**Passage to read**
= = = =
The word "control" might conceivably refer to de facto control by one or more shareholders whether or not they hold a majority of shares. I am of the view, however, that, in section 39 of the Income Tax Act, the word "controlled" contemplates the right of control that rests in ownership of such a number of shares as carries with it the right to a majority of the votes in the election of the Board of Director. See British American Tobacco Co. v. I.R.C., [1943] 1 A.E.R. 13, where Viscount Simon L.C., at page 15, says:

                The owners of the majority of the voting power in a company are the persons who are in effective control of its affairs and fortunes.

[13]          "Control" without any modification such as "directly or indirectly in any manner whatever" and without the expansion of that expression contained in subsection 256(5.1) of the I.T.A. means simply de jure control. The words "directly or indirectly in any manner whatever" by themselves may well have been intended to extend the meaning of control to de facto control but evidently Parliament felt that this position needed to be strengthened and so subsection 256(5.1) of the I.T.A. was enacted to put the matter beyond all doubt.

[14]          The meaning of "control" of a corporation, without more, was considered at length by Iacobucci J., speaking for a unanimous Supreme Court of Canada in Duha Printers (Western) Ltd. v. R., [1998] 3 C.T.C. 303, 98 DTC 6334. What emerges is the following:

1.              The Buckerfield's test as cited above is the normal test in Canada in determining de jure control.

2.              External documents not forming part of the constating documents do not in general warrant a departure from that rule.

3.              The unanimous shareholders' agreement in that case was not sufficient to deprive the majority shareholder of de jure control.

[15]          The only passage from the judgment of Iacobucci J. that I consider it necessary to reproduce is at paragraph 85.

                It may be useful at this stage to summarize the principles of corporate and taxation law considered in this appeal, in light of their importance. They are as follows:

                (1)            Section 111(5) of the Income Tax Act contemplates de jure, not de facto, control.

                (2)            The general test for de jure control is that enunciated in Buckerfield's, supra: whether the majority shareholder enjoys "effective control" over the "affairs and fortunes" of the corporation, as manifested in "ownership of such a number of shares as carries with it the right to a majority of the votes in the election of the board of directors".
= = = =
Region annotation records:
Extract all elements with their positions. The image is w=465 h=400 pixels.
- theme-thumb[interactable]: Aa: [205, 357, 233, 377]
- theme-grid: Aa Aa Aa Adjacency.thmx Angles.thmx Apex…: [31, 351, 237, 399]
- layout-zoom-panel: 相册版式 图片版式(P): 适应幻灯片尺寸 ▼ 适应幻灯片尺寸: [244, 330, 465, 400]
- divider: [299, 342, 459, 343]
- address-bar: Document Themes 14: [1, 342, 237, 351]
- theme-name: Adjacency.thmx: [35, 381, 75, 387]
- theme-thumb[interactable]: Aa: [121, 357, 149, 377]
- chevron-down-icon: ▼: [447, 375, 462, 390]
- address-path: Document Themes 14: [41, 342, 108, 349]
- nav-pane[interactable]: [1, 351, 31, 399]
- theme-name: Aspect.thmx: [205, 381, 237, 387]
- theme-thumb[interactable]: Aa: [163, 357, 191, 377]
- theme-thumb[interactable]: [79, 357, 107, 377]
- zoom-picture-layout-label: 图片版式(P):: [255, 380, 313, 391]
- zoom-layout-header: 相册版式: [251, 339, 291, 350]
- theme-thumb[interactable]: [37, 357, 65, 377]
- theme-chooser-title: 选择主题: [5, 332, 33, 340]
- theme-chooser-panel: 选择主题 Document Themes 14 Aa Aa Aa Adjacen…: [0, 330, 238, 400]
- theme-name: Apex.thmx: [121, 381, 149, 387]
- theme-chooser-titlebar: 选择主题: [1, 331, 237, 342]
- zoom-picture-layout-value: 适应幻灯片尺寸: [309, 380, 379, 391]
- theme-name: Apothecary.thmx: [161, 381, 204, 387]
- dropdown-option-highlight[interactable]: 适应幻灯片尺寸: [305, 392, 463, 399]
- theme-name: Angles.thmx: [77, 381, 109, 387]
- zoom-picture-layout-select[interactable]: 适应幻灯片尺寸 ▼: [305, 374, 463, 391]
= = = =
**Written problem**
Carry on the court passage on corporate control from its final sentence, in the same style.

**Response to this task**
                (3)            to determine whether such "effective control" exists, one must consider:

(a)            the corporation's governing statue;

(b)            the share register of the corporation; and

(c)            any specific or unique limitation on either the majority shareholder's power to control the election of the board or the board's power to manage the business and affairs of the company, as manifested in either:

(i)             the constating documents of the corporation; or

(ii)            any unanimous shareholder agreement.

                (4)            Documents other than the share register, the constating documents, and any unanimous shareholder agreement are not generally to be considered for this purpose.

                (5)            If there exists any such limitation as contemplated by item 3(c), the majority shareholder may nonetheless possess de jure control, unless there remains no other way for that shareholder to exercise "effective control" over the affairs and fortunes of the corporation in a manner analogous or equivalent to the Buckerfield's test.

[16]          The appellant argues that paragraph 3 of the order of November 7, 1989 (which was extended from time to time and covered the date on which the share redemptions occurred) takes de jure control away from the estate. Paragraph 3 reads:

3.              THIS COURT ORDERS that there is to be no administration or distribution of the Estate of Carl Edward Miller prior to February 8, 1990 except by further Order of this court or on the written consent of this applicant.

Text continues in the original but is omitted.